***** STORED ROWS

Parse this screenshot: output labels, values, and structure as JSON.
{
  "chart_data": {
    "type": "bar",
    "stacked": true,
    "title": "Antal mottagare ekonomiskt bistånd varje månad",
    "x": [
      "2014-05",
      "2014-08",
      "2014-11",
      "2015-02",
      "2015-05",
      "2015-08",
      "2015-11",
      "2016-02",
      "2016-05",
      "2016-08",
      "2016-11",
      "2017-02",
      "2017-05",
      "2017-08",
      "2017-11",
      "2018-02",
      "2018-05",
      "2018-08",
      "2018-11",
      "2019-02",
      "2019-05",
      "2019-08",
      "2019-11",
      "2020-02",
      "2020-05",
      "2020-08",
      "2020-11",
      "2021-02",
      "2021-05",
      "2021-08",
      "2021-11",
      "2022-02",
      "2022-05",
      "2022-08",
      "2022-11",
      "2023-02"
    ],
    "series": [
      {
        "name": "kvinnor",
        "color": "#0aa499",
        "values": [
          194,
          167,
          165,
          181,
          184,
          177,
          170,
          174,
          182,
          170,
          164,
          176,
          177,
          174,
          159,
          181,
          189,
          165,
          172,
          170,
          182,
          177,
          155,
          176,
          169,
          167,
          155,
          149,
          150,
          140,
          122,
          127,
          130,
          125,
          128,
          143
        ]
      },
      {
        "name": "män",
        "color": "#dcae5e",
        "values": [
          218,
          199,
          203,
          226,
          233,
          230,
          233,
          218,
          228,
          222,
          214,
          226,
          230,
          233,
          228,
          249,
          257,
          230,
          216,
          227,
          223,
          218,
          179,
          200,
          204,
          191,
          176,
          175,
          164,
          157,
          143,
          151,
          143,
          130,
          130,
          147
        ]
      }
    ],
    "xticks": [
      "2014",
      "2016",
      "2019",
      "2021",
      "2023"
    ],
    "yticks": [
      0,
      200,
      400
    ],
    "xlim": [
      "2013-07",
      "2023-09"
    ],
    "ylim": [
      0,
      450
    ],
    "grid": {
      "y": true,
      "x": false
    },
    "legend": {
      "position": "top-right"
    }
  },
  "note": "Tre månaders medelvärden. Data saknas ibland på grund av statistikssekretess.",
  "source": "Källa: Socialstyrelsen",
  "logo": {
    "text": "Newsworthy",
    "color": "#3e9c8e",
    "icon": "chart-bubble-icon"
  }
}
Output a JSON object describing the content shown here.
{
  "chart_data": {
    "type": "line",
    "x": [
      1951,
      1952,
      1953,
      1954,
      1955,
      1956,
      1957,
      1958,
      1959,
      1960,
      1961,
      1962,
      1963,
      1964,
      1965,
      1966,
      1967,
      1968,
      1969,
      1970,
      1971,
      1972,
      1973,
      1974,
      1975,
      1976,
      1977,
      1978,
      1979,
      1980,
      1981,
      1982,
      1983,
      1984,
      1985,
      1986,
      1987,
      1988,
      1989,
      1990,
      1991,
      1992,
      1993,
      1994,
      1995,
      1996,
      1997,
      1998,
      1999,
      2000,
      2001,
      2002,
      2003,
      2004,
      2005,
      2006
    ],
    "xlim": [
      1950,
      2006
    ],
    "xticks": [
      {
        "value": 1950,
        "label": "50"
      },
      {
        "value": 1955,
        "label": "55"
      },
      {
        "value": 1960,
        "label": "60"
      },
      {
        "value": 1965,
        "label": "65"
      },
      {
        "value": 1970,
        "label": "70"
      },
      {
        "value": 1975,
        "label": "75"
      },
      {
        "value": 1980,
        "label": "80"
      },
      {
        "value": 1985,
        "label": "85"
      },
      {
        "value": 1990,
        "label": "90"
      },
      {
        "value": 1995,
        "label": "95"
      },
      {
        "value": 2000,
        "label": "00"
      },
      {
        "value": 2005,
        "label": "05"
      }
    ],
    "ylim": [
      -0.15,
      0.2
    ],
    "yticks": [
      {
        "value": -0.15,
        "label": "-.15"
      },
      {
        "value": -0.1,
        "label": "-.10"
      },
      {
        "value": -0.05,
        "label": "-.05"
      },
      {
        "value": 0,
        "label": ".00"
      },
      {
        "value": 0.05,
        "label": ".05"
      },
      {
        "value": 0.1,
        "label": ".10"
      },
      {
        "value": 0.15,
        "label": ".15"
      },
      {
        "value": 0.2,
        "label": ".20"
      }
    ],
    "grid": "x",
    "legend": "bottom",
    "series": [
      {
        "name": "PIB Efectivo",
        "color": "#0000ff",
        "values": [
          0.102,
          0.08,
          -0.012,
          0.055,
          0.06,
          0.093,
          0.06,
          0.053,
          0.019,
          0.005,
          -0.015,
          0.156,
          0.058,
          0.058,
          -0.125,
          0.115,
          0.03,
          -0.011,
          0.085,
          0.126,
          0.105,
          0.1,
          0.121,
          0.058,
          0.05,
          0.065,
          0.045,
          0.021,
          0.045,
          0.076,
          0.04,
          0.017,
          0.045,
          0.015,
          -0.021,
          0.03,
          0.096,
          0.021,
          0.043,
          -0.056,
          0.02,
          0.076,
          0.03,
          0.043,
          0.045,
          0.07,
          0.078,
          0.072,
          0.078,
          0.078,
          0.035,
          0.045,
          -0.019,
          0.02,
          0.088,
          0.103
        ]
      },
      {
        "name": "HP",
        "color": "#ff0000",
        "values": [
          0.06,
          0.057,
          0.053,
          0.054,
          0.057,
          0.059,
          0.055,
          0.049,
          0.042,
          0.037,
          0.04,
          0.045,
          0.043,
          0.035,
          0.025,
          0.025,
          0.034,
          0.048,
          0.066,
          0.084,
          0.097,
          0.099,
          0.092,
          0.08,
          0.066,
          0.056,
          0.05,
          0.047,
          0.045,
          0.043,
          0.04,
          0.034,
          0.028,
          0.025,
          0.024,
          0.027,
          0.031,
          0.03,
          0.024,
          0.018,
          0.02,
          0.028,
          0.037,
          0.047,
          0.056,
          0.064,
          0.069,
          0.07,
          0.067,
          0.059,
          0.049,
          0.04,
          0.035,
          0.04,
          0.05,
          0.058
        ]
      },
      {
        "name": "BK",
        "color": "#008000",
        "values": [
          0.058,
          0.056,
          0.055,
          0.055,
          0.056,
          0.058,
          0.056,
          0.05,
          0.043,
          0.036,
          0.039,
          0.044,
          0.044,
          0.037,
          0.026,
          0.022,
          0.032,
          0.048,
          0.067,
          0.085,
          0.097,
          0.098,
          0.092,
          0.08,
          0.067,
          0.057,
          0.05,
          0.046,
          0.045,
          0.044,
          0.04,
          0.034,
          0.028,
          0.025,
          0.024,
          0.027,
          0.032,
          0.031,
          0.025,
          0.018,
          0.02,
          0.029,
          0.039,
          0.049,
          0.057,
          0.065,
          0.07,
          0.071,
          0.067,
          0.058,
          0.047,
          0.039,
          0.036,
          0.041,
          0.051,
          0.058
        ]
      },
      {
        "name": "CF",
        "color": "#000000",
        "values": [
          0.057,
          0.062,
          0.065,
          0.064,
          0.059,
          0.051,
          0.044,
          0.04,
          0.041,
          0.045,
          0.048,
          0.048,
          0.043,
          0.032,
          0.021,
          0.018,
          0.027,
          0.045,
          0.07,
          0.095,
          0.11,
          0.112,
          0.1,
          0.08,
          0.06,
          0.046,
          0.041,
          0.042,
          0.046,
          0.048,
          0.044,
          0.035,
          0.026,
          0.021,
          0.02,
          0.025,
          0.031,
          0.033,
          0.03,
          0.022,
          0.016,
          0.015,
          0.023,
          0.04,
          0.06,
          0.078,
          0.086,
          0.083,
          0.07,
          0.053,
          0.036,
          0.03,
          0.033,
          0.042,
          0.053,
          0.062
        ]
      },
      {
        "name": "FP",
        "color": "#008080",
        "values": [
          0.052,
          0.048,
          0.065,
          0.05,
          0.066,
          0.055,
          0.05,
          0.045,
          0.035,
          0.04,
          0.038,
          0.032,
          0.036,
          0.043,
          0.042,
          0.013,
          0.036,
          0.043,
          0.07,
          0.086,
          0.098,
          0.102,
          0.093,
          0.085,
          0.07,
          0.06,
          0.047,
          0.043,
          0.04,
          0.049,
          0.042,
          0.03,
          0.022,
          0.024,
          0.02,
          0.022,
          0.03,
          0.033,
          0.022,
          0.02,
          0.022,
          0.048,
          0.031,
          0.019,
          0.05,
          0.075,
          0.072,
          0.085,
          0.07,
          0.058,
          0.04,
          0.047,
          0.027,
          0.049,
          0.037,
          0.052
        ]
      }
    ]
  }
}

**********

§ OBJECTIVE:
Look over the listing. Pull out every line with the string "JSON" in it.

§ RESULT:
Parse this screenshot: output labels, values, and structure as JSON.
Output a JSON object describing the content shown here.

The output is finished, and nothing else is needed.